*TO BE DONE*. Repeat each line word for word.

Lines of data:
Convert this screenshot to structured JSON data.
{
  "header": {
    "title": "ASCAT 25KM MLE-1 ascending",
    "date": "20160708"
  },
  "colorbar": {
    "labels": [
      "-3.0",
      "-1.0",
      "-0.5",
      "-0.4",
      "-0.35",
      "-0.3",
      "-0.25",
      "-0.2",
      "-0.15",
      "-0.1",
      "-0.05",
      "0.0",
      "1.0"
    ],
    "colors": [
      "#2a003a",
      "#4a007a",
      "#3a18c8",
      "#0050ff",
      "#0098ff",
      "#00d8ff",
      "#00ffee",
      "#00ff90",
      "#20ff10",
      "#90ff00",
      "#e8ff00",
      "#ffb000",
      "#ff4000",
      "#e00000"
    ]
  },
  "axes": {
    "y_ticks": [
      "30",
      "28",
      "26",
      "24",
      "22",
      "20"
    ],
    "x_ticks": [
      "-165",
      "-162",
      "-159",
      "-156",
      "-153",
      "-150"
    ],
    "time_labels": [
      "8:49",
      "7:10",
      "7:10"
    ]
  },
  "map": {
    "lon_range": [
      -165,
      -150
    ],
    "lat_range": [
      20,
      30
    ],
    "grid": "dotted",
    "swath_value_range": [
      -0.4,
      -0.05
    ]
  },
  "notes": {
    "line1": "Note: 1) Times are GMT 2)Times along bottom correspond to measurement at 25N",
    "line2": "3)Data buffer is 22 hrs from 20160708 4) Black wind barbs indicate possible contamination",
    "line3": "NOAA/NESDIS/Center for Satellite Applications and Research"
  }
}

*SOLUTION FOR THIS TASK*.
Convert this screenshot to structured JSON data.
{
  "header": {
    "title": "ASCAT 25KM MLE-1 ascending",
    "date": "20160708"
  },
  "colorbar": {
    "labels": [
      "-3.0",
      "-1.0",
      "-0.5",
      "-0.4",
      "-0.35",
      "-0.3",
      "-0.25",
      "-0.2",
      "-0.15",
      "-0.1",
      "-0.05",
      "0.0",
      "1.0"
    ],
    "colors": [
      "#2a003a",
      "#4a007a",
      "#3a18c8",
      "#0050ff",
      "#0098ff",
      "#00d8ff",
      "#00ffee",
      "#00ff90",
      "#20ff10",
      "#90ff00",
      "#e8ff00",
      "#ffb000",
      "#ff4000",
      "#e00000"
    ]
  },
  "axes": {
    "y_ticks": [
      "30",
      "28",
      "26",
      "24",
      "22",
      "20"
    ],
    "x_ticks": [
      "-165",
      "-162",
      "-159",
      "-156",
      "-153",
      "-150"
    ],
    "time_labels": [
      "8:49",
      "7:10",
      "7:10"
    ]
  },
  "map": {
    "lon_range": [
      -165,
      -150
    ],
    "lat_range": [
      20,
      30
    ],
    "grid": "dotted",
    "swath_value_range": [
      -0.4,
      -0.05
    ]
  },
  "notes": {
    "line1": "Note: 1) Times are GMT 2)Times along bottom correspond to measurement at 25N",
    "line2": "3)Data buffer is 22 hrs from 20160708 4) Black wind barbs indicate possible contamination",
    "line3": "NOAA/NESDIS/Center for Satellite Applications and Research"
  }
}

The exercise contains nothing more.